Render the material again word for word, skipping the pictures in it.

[start of EXTRACTED MATERIAL]

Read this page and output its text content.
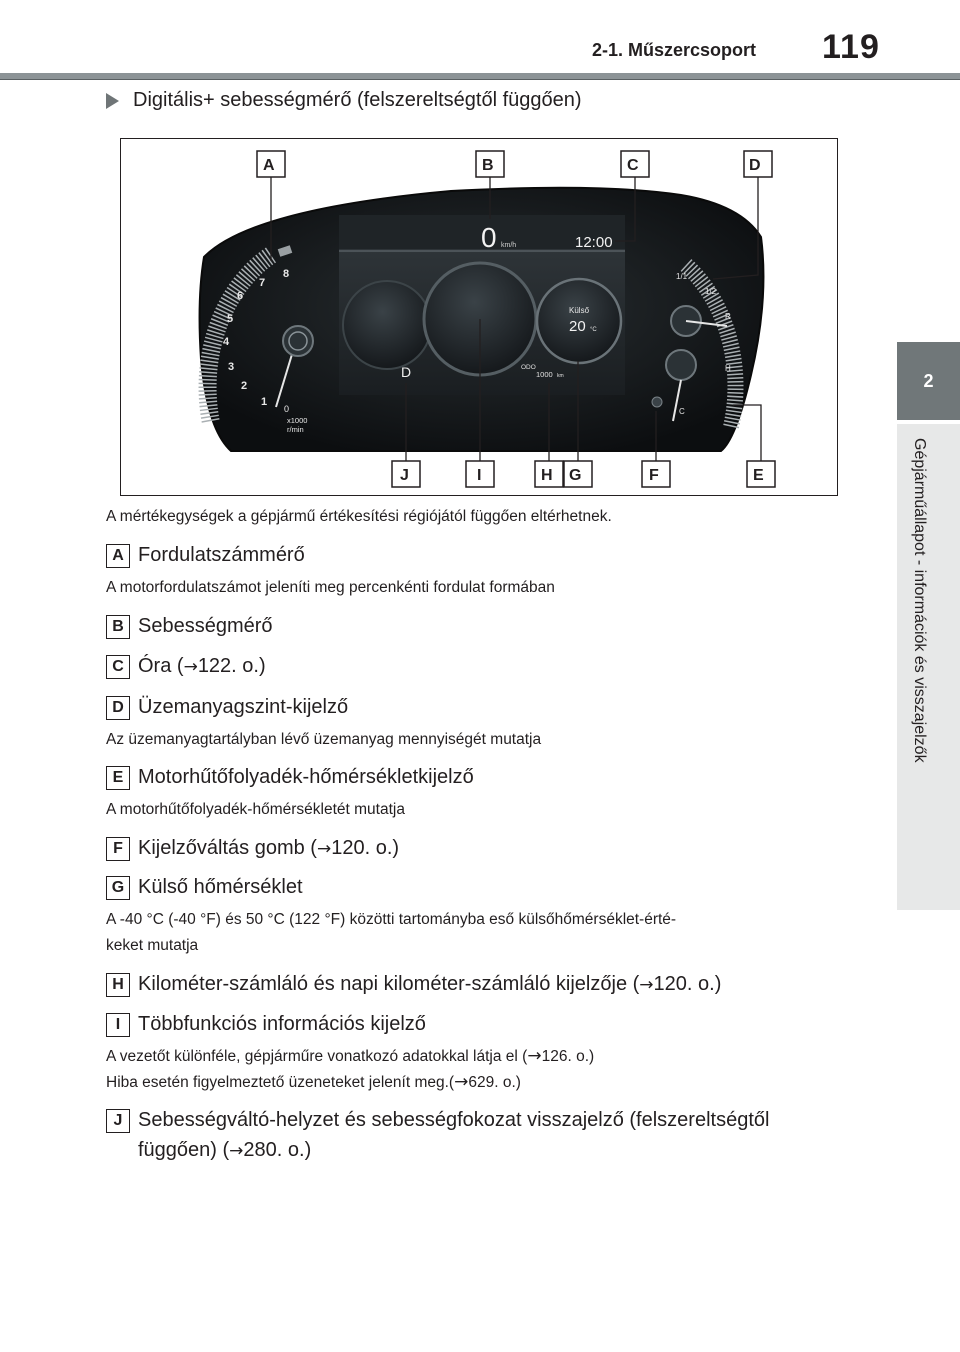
2-1. Műszercsoport 119
2
Gépjárműállapot - információk és visszajelzők
Digitális+ sebességmérő (felszereltségtől függően)
1
2
3
4
5
6
7
8
0
x1000
r/min
0 km/h	12:00
Külső
20 °C
D	ODO
1000 km
1/1
1/2
R
H
C
A	B	C	D
J	I	H G	F	E
A mértékegységek a gépjármű értékesítési régiójától függően eltérhetnek.
A Fordulatszámmérő
A motorfordulatszámot jeleníti meg percenkénti fordulat formában
B Sebességmérő
C Óra (→122. o.)
D Üzemanyagszint-kijelző
Az üzemanyagtartályban lévő üzemanyag mennyiségét mutatja
E Motorhűtőfolyadék-hőmérsékletkijelző
A motorhűtőfolyadék-hőmérsékletét mutatja
F Kijelzőváltás gomb (→120. o.)
G Külső hőmérséklet
A -40 °C (-40 °F) és 50 °C (122 °F) közötti tartományba eső külsőhőmérséklet-érté-
keket mutatja
H Kilométer-számláló és napi kilométer-számláló kijelzője (→120. o.)
I Többfunkciós információs kijelző
A vezetőt különféle, gépjárműre vonatkozó adatokkal látja el (→126. o.)
Hiba esetén figyelmeztető üzeneteket jelenít meg.(→629. o.)
J Sebességváltó-helyzet és sebességfokozat visszajelző (felszereltségtől
függően) (→280. o.)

[end of EXTRACTED MATERIAL]

SOLUTION FOR THIS PROBLEM ->
Read this page and output its text content.
2-1. Műszercsoport 119
2
Gépjárműállapot - információk és visszajelzők
Digitális+ sebességmérő (felszereltségtől függően)
1
2
3
4
5
6
7
8
0
x1000
r/min
0 km/h	12:00
Külső
20 °C
D	ODO
1000 km
1/1
1/2
R
H
C
A	B	C	D
J	I	H G	F	E
A mértékegységek a gépjármű értékesítési régiójától függően eltérhetnek.
A Fordulatszámmérő
A motorfordulatszámot jeleníti meg percenkénti fordulat formában
B Sebességmérő
C Óra (→122. o.)
D Üzemanyagszint-kijelző
Az üzemanyagtartályban lévő üzemanyag mennyiségét mutatja
E Motorhűtőfolyadék-hőmérsékletkijelző
A motorhűtőfolyadék-hőmérsékletét mutatja
F Kijelzőváltás gomb (→120. o.)
G Külső hőmérséklet
A -40 °C (-40 °F) és 50 °C (122 °F) közötti tartományba eső külsőhőmérséklet-érté-
keket mutatja
H Kilométer-számláló és napi kilométer-számláló kijelzője (→120. o.)
I Többfunkciós információs kijelző
A vezetőt különféle, gépjárműre vonatkozó adatokkal látja el (→126. o.)
Hiba esetén figyelmeztető üzeneteket jelenít meg.(→629. o.)
J Sebességváltó-helyzet és sebességfokozat visszajelző (felszereltségtől
függően) (→280. o.)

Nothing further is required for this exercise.